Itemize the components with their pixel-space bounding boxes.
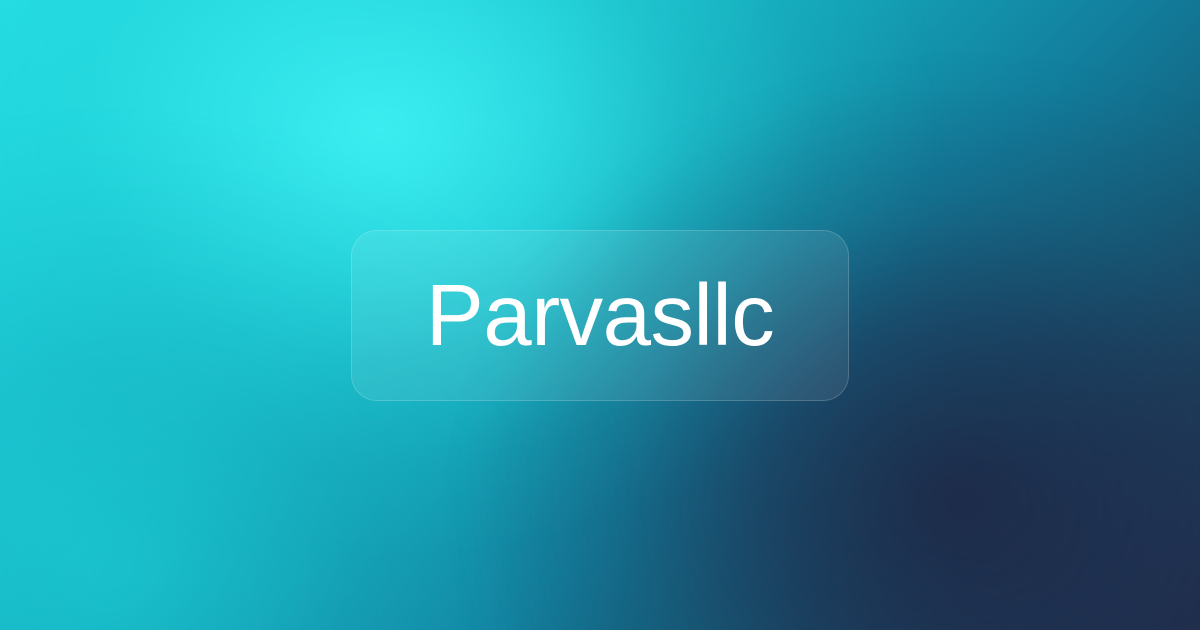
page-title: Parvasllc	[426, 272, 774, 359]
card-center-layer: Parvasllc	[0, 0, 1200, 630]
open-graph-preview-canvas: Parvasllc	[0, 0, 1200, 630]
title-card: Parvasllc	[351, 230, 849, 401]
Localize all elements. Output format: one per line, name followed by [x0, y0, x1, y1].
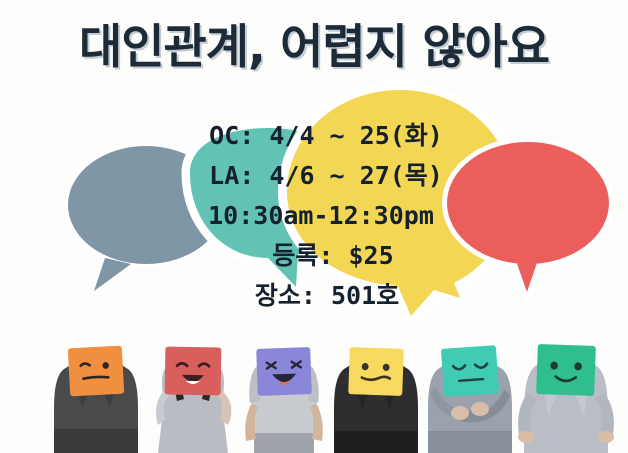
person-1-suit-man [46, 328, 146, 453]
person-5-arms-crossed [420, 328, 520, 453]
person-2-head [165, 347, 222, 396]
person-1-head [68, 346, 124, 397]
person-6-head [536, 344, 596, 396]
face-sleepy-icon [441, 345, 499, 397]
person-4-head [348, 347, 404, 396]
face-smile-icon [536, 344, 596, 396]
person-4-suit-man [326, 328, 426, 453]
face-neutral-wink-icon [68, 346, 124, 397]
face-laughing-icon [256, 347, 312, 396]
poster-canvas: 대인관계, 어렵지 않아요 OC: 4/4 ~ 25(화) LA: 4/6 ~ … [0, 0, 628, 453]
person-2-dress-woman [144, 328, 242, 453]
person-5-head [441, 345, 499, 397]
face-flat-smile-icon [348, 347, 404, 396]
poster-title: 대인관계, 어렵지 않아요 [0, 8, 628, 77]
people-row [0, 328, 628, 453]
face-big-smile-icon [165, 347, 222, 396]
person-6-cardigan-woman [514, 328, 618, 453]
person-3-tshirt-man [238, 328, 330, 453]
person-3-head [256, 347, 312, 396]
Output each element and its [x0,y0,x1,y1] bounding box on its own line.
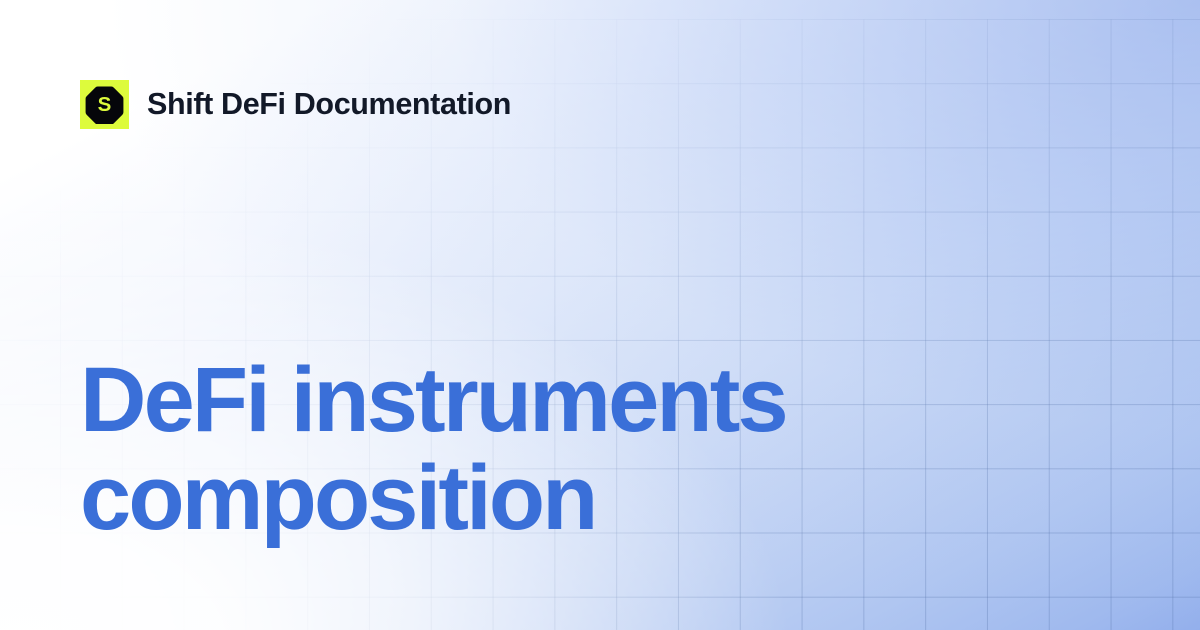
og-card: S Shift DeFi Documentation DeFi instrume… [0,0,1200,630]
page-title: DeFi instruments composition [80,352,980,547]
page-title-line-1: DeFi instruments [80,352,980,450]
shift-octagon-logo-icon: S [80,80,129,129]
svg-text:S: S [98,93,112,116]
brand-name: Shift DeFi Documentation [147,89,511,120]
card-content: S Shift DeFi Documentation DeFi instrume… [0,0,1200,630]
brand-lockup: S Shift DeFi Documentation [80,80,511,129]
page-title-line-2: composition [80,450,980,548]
== == ==
**Written problem:** Render these lines as a Markdown table with the columns "No." and "Line," one row per line, skipping blank lines and leaving out the pictures.

**Result of this exercise:**
| No. | Line |
|---|---|
| 1 | Itemize the components with their pixel-space bounding boxes. |
| 2 | page-title: Parvasllc	[426, 272, 774, 359] |
| 3 | card-center-layer: Parvasllc	[0, 0, 1200, 630] |
| 4 | open-graph-preview-canvas: Parvasllc	[0, 0, 1200, 630] |
| 5 | title-card: Parvasllc	[351, 230, 849, 401] |
| 6 | Localize all elements. Output format: one per line, name followed by [x0, y0, x1, y1]. |
| 7 | person-1-suit-man [46, 328, 146, 453] |
| 8 | person-5-arms-crossed [420, 328, 520, 453] |
| 9 | person-2-head [165, 347, 222, 396] |
| 10 | person-1-head [68, 346, 124, 397] |
| 11 | person-6-head [536, 344, 596, 396] |
| 12 | face-sleepy-icon [441, 345, 499, 397] |
| 13 | person-4-head [348, 347, 404, 396] |
| 14 | face-smile-icon [536, 344, 596, 396] |
| 15 | person-4-suit-man [326, 328, 426, 453] |
| 16 | face-neutral-wink-icon [68, 346, 124, 397] |
| 17 | face-laughing-icon [256, 347, 312, 396] |
| 18 | poster-canvas: 대인관계, 어렵지 않아요 OC: 4/4 ~ 25(화) LA: 4/6 ~ … [0, 0, 628, 453] |
| 19 | person-2-dress-woman [144, 328, 242, 453] |
| 20 | person-5-head [441, 345, 499, 397] |
| 21 | face-flat-smile-icon [348, 347, 404, 396] |
| 22 | poster-title: 대인관계, 어렵지 않아요 [0, 8, 628, 77] |
| 23 | people-row [0, 328, 628, 453] |
| 24 | face-big-smile-icon [165, 347, 222, 396] |
| 25 | person-6-cardigan-woman [514, 328, 618, 453] |
| 26 | person-3-tshirt-man [238, 328, 330, 453] |
| 27 | person-3-head [256, 347, 312, 396] |
| 28 | Output each element and its [x0,y0,x1,y1] bounding box on its own line. |
| 29 | og-card: S Shift DeFi Documentation DeFi instrume… [0,0,1200,630] |
| 30 | page-title: DeFi instruments composition [80,352,980,547] |
| 31 | page-title-line-1: DeFi instruments [80,352,980,450] |
| 32 | shift-octagon-logo-icon: S [80,80,129,129] |
| 33 | svg-text:S: S [98,93,112,116] |
| 34 | brand-name: Shift DeFi Documentation [147,89,511,120] |
| 35 | card-content: S Shift DeFi Documentation DeFi instrume… [0,0,1200,630] |
| 36 | brand-lockup: S Shift DeFi Documentation [80,80,511,129] |
| 37 | page-title-line-2: composition [80,450,980,548] |